Your task: In the entries below, identify every line with the string "screenshot" and copy it.

Record list:
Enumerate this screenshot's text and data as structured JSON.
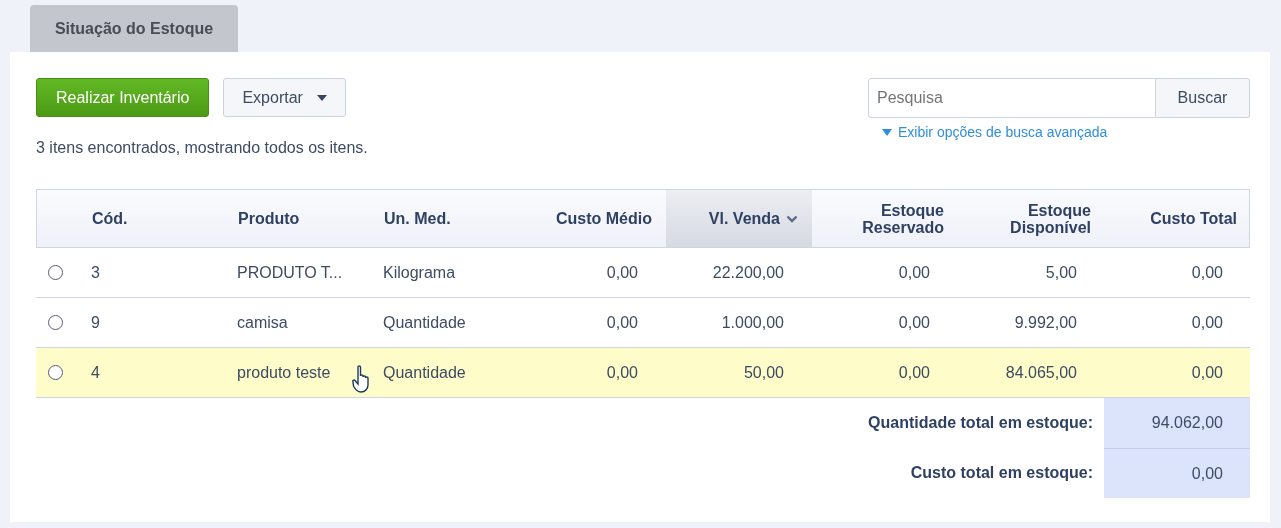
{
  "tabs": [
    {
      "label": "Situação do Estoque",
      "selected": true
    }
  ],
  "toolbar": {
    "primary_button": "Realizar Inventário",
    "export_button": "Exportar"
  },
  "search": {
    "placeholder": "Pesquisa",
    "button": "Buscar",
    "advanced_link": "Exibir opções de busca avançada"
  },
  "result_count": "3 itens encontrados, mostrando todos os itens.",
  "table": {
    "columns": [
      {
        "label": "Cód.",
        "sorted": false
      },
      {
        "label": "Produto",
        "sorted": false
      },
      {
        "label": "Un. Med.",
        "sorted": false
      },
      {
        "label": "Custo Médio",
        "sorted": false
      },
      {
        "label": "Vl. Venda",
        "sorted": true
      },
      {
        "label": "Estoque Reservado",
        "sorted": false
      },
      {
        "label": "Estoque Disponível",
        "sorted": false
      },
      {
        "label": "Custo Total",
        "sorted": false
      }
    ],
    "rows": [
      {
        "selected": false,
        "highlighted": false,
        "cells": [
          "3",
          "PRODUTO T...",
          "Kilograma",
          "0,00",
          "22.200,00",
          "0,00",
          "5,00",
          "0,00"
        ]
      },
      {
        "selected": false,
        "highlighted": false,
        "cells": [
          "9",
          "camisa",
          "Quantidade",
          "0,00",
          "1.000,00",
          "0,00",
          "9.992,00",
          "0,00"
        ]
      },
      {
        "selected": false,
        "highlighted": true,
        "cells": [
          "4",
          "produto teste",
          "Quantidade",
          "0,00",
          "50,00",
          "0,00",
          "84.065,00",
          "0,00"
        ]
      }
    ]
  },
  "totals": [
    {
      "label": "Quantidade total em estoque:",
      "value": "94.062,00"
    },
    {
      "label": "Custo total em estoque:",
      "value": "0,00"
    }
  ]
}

...

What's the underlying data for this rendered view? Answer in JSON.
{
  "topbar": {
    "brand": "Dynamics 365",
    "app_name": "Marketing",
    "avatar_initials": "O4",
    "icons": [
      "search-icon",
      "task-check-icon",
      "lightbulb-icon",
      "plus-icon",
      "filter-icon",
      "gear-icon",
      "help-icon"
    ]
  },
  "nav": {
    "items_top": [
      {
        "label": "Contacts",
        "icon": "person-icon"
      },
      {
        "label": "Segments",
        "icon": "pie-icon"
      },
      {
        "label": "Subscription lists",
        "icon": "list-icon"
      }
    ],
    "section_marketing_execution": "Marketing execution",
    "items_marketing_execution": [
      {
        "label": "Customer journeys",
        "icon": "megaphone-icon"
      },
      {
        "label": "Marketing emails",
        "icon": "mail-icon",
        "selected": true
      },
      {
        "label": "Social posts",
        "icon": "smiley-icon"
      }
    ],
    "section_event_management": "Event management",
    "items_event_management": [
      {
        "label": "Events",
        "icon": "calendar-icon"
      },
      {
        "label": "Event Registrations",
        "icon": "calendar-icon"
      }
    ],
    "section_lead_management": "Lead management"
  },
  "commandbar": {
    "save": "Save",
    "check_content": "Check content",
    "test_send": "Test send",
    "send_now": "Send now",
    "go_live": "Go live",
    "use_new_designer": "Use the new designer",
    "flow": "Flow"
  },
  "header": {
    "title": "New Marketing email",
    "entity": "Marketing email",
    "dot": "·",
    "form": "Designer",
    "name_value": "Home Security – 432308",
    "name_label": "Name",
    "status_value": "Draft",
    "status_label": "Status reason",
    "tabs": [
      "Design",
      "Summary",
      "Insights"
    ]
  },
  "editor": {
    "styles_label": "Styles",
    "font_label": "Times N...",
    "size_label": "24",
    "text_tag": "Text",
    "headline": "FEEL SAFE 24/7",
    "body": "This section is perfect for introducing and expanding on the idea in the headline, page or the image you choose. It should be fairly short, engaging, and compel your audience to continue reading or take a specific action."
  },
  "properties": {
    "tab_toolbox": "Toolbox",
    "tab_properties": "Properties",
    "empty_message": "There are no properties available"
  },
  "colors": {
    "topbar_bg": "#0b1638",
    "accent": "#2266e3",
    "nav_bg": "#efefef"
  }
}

...

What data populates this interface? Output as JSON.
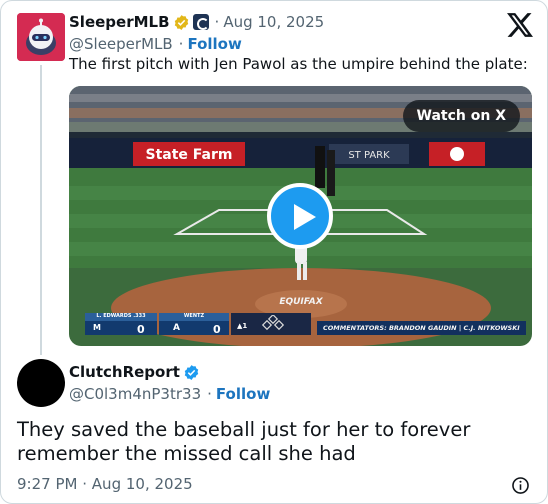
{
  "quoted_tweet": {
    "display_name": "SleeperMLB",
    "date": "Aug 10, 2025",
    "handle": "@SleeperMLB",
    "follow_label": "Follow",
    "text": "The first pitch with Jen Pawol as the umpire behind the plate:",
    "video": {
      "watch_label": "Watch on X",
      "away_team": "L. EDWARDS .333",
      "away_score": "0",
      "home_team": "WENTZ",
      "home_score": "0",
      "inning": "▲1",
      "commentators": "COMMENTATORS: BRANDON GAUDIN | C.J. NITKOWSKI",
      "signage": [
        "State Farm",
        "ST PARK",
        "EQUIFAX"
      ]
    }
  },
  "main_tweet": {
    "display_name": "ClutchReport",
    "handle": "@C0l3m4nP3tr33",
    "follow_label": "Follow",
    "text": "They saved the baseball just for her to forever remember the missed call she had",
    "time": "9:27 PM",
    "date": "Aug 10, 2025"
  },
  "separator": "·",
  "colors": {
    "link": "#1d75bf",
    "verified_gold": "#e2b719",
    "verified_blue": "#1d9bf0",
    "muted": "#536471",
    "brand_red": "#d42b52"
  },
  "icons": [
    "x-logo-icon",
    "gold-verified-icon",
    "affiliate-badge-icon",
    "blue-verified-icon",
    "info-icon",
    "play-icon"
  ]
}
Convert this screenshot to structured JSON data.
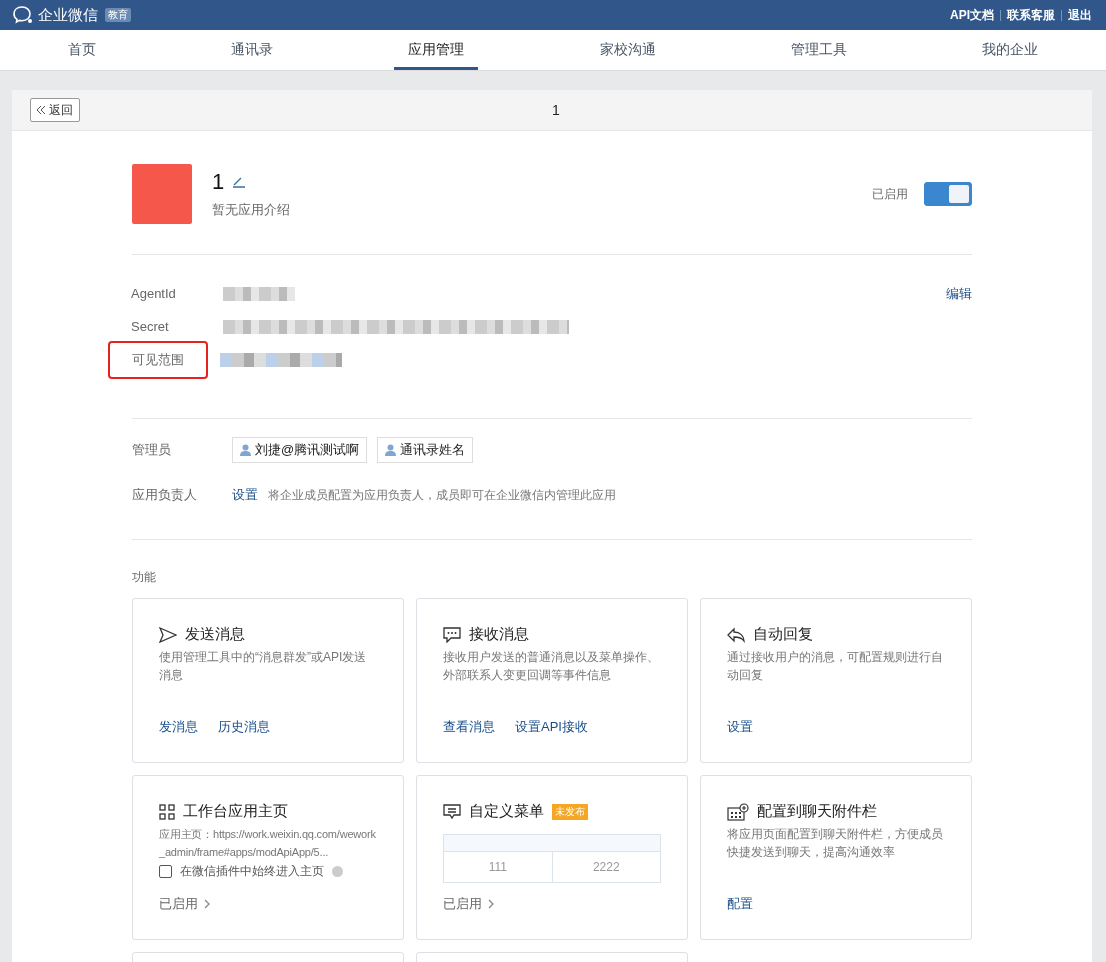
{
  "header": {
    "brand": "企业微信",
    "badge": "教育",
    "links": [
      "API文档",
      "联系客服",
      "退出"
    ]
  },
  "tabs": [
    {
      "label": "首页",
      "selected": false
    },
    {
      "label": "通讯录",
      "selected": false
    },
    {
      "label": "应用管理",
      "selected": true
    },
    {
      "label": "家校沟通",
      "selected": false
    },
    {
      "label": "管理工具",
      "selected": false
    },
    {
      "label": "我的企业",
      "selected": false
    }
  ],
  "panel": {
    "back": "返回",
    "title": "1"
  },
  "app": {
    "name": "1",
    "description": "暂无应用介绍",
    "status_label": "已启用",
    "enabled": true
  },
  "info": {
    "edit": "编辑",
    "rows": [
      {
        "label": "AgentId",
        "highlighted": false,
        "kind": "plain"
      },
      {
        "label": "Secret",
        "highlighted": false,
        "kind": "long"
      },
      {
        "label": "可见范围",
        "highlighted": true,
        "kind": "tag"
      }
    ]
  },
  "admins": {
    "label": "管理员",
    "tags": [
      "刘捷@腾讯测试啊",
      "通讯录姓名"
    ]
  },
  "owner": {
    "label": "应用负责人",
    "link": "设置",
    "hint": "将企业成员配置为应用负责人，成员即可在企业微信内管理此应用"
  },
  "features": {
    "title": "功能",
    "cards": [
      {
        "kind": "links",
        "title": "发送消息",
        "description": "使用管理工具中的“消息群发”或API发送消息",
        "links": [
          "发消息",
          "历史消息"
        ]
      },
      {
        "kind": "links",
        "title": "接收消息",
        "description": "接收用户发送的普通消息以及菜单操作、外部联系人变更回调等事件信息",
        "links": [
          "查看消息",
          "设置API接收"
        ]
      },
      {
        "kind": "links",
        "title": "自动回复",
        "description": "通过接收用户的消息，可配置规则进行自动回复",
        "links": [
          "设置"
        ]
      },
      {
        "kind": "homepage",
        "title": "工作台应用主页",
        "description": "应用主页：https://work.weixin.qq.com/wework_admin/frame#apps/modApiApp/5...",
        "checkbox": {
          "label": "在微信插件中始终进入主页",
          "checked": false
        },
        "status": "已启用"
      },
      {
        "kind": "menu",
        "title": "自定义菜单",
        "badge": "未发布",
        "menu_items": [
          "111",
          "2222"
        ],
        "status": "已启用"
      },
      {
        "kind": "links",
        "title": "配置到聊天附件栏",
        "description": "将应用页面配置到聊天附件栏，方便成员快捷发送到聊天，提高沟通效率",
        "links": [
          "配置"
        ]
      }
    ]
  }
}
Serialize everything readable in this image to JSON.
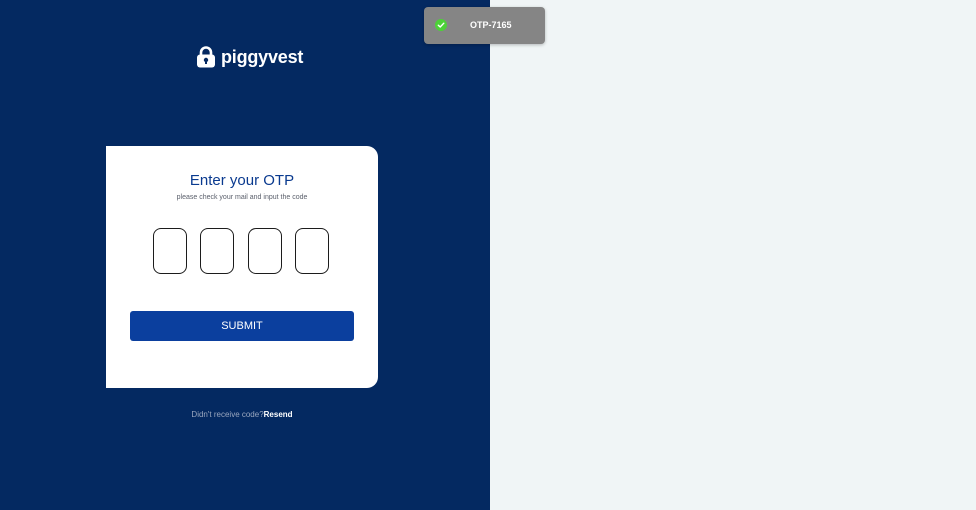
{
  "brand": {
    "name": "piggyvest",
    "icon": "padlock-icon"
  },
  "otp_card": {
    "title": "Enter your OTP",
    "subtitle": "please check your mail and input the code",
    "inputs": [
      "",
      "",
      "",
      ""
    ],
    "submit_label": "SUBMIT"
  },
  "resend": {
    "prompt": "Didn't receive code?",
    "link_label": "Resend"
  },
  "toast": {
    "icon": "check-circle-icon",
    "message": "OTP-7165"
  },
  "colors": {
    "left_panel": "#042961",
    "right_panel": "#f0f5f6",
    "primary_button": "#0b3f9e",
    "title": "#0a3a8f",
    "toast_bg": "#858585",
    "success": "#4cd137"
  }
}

Task solution:
Enumerate this screenshot's text and data as structured JSON.
Convert this screenshot to structured JSON data.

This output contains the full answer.